Input records —
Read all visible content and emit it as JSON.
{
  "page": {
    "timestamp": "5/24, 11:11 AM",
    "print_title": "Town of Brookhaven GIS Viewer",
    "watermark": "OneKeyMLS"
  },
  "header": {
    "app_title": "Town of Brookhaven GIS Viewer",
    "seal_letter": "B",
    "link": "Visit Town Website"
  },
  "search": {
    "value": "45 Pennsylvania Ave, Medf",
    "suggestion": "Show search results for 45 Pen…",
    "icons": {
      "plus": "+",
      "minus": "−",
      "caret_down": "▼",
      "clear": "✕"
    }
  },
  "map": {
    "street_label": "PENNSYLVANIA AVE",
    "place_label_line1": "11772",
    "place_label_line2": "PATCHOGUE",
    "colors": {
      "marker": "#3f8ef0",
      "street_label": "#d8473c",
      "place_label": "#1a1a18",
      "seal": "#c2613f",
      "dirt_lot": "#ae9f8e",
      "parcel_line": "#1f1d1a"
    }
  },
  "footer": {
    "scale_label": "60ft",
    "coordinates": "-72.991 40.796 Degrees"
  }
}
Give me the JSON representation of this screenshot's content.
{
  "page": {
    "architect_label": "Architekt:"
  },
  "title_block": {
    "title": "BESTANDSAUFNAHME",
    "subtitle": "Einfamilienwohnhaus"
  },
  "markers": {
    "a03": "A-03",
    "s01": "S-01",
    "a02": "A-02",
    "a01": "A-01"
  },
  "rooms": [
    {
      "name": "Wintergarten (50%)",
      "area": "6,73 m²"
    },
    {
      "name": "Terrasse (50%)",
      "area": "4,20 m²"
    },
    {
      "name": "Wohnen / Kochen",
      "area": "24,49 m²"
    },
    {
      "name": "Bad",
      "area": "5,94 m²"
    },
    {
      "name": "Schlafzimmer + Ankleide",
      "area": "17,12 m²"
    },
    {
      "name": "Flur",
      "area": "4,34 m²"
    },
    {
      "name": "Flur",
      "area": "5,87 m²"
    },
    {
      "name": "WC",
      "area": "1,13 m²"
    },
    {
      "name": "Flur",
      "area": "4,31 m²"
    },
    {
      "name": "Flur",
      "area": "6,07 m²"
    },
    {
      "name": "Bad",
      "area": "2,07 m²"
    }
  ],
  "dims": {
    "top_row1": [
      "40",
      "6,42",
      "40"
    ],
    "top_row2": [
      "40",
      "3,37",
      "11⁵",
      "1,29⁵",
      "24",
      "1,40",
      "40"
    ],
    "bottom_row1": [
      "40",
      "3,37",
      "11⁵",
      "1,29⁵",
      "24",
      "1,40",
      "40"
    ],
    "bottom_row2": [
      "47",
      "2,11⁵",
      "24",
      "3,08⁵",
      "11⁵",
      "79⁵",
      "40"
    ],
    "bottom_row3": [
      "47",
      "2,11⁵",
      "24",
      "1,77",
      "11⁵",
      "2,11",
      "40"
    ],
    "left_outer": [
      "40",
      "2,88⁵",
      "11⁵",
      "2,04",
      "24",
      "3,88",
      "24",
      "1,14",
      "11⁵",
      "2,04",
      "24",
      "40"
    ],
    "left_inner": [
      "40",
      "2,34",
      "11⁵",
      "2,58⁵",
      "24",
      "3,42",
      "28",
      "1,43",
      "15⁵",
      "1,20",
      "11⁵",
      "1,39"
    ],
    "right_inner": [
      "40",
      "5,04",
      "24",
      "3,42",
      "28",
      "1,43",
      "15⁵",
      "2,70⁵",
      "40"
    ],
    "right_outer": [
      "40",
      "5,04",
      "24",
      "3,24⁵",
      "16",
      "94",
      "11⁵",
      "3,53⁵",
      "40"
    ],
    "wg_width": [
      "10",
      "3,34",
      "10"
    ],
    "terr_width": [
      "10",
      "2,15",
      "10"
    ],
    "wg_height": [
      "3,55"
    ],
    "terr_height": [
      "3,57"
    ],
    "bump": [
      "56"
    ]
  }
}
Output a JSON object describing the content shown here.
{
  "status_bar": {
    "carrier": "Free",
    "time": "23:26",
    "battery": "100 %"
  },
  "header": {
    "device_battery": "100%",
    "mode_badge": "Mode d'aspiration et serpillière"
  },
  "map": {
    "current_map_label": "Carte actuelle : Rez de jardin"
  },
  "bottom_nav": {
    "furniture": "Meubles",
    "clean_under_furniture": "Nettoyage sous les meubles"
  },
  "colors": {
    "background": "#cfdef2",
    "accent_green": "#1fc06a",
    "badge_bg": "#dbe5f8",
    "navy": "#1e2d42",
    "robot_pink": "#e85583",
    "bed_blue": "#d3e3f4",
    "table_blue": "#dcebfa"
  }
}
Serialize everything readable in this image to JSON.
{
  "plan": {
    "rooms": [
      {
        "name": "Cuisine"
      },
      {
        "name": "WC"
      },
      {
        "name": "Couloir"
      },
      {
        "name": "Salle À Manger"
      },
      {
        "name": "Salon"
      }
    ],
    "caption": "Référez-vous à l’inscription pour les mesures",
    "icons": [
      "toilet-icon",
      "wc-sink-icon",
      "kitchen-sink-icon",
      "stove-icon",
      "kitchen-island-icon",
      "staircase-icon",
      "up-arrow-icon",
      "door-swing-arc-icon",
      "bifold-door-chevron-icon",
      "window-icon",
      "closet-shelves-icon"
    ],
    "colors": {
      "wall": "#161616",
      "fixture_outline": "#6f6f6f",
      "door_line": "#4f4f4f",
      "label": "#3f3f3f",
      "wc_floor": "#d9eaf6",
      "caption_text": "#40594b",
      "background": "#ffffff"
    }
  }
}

Your objective — Look above for lines with the word "content" and copy them all.

Solution for this problem —
Read all visible content and emit it as JSON.
Give me the JSON representation of this screenshot's content.
Output a JSON object describing the content shown here.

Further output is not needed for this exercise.